(EXERCISE):
Please print the full listing exactly.

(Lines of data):
========================
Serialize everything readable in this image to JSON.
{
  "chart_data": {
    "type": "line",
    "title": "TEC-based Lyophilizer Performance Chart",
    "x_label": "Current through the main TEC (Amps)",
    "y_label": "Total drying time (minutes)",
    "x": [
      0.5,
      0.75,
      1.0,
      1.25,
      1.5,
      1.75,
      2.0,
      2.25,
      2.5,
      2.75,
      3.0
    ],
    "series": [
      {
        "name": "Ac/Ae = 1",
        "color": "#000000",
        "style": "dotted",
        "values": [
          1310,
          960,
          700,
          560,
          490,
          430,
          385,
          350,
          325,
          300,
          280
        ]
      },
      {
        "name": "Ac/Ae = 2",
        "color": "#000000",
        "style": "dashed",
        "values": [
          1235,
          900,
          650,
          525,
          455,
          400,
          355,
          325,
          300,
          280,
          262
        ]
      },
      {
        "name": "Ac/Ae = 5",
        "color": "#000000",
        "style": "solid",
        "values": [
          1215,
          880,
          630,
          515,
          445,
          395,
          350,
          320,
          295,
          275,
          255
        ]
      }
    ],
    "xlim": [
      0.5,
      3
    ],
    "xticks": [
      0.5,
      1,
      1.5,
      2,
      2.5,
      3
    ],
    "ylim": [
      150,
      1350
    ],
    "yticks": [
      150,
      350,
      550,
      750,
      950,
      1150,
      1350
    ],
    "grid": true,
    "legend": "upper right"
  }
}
========================
(ANSWER IN FULL):
Serialize everything readable in this image to JSON.
{
  "chart_data": {
    "type": "line",
    "title": "TEC-based Lyophilizer Performance Chart",
    "x_label": "Current through the main TEC (Amps)",
    "y_label": "Total drying time (minutes)",
    "x": [
      0.5,
      0.75,
      1.0,
      1.25,
      1.5,
      1.75,
      2.0,
      2.25,
      2.5,
      2.75,
      3.0
    ],
    "series": [
      {
        "name": "Ac/Ae = 1",
        "color": "#000000",
        "style": "dotted",
        "values": [
          1310,
          960,
          700,
          560,
          490,
          430,
          385,
          350,
          325,
          300,
          280
        ]
      },
      {
        "name": "Ac/Ae = 2",
        "color": "#000000",
        "style": "dashed",
        "values": [
          1235,
          900,
          650,
          525,
          455,
          400,
          355,
          325,
          300,
          280,
          262
        ]
      },
      {
        "name": "Ac/Ae = 5",
        "color": "#000000",
        "style": "solid",
        "values": [
          1215,
          880,
          630,
          515,
          445,
          395,
          350,
          320,
          295,
          275,
          255
        ]
      }
    ],
    "xlim": [
      0.5,
      3
    ],
    "xticks": [
      0.5,
      1,
      1.5,
      2,
      2.5,
      3
    ],
    "ylim": [
      150,
      1350
    ],
    "yticks": [
      150,
      350,
      550,
      750,
      950,
      1150,
      1350
    ],
    "grid": true,
    "legend": "upper right"
  }
}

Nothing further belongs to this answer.